▶ _GIVEN INSTRUCTION_
Show every line containing "Rest" by copying it.

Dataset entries
--- --- ---
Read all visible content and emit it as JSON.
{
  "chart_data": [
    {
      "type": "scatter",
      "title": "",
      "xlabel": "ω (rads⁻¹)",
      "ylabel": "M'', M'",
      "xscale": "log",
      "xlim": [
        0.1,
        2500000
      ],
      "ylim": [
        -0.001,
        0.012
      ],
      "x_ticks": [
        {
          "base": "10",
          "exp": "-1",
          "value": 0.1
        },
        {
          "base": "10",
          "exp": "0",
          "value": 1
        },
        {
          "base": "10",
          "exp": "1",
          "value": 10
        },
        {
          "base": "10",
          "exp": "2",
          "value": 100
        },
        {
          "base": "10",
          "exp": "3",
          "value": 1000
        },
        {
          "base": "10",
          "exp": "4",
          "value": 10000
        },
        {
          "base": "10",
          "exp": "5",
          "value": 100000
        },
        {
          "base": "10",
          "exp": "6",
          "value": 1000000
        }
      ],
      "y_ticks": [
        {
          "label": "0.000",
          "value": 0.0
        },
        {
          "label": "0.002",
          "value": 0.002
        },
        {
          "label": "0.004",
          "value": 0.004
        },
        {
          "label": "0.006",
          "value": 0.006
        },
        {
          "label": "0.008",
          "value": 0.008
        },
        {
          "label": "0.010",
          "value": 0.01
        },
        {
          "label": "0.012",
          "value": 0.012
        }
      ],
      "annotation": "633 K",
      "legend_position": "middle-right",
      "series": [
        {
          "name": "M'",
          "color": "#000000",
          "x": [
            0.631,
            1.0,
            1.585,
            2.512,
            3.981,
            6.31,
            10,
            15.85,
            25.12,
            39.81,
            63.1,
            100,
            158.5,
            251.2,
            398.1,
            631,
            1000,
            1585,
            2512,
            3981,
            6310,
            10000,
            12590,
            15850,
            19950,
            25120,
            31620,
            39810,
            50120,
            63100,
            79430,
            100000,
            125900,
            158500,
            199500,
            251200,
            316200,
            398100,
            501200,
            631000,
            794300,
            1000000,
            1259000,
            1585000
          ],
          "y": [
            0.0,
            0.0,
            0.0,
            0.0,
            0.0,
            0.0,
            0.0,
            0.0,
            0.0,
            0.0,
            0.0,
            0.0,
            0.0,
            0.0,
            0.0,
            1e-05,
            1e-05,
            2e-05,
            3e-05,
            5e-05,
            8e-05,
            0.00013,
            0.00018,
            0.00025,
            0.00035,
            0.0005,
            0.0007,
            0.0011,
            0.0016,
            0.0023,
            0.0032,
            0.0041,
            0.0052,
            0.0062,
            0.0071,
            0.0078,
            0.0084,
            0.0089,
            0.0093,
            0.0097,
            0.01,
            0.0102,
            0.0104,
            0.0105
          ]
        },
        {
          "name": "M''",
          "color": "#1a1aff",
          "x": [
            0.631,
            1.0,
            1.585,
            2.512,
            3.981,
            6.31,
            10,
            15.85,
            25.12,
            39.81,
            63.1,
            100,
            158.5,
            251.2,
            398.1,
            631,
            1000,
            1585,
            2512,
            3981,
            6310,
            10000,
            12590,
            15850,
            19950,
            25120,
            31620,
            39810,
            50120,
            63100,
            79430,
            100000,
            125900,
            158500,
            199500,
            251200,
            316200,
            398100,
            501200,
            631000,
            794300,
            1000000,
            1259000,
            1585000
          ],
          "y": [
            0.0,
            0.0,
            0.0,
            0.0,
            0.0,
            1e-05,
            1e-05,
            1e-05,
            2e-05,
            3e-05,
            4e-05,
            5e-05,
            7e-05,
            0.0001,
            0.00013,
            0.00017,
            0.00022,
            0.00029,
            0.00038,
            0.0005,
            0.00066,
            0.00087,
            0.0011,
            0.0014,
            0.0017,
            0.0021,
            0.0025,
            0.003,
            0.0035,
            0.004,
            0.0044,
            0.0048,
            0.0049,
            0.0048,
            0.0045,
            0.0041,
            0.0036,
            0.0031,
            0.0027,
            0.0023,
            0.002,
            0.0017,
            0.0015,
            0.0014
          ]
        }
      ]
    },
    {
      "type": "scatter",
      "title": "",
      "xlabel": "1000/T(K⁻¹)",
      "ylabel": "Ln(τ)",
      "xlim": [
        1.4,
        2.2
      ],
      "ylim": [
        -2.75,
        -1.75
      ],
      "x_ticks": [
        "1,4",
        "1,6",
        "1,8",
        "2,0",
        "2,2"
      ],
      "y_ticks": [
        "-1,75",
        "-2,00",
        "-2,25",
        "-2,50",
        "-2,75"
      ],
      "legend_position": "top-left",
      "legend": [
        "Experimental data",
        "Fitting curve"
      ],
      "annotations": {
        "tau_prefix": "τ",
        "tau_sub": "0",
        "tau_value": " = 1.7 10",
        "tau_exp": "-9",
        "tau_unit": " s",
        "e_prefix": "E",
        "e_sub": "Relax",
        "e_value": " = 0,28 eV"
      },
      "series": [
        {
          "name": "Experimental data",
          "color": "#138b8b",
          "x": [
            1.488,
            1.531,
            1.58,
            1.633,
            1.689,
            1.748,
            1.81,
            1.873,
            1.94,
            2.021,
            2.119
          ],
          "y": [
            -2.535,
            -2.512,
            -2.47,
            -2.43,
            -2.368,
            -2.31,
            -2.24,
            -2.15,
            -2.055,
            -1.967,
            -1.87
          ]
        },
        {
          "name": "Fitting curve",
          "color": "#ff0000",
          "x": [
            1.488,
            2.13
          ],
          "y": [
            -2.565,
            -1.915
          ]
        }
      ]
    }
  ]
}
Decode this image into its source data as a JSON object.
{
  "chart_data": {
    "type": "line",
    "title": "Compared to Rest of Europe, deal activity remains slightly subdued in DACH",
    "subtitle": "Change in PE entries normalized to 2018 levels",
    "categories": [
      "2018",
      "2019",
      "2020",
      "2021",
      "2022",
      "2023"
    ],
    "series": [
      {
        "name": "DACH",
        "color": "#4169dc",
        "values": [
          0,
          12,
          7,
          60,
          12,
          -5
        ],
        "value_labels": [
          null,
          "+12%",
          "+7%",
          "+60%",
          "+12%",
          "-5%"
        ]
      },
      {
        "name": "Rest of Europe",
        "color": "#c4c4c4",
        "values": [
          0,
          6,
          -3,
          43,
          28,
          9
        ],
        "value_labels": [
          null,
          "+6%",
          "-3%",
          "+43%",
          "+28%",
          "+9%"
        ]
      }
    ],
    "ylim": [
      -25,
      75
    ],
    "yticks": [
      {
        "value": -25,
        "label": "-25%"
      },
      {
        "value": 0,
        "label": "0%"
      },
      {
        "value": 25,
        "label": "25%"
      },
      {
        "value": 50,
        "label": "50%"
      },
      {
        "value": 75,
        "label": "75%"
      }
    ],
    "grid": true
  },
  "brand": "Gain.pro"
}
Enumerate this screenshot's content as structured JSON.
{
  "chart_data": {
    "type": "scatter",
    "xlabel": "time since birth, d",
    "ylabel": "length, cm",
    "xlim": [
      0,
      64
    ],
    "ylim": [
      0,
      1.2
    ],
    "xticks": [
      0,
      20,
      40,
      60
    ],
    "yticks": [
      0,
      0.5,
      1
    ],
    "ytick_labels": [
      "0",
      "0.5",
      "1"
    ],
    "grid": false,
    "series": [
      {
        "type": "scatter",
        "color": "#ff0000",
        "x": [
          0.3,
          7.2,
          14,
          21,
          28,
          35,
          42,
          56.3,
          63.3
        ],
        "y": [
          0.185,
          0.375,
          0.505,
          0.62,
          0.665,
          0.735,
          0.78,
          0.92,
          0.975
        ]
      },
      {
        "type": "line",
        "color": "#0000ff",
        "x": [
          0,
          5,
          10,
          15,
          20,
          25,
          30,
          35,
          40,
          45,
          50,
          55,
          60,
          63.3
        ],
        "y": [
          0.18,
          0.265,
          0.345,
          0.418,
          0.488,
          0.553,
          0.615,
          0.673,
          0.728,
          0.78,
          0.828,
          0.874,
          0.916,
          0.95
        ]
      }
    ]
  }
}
--- --- ---
▶ _RESULT OF THE TASK_
    "title": "Compared to Rest of Europe, deal activity remains slightly subdued in DACH",
        "name": "Rest of Europe",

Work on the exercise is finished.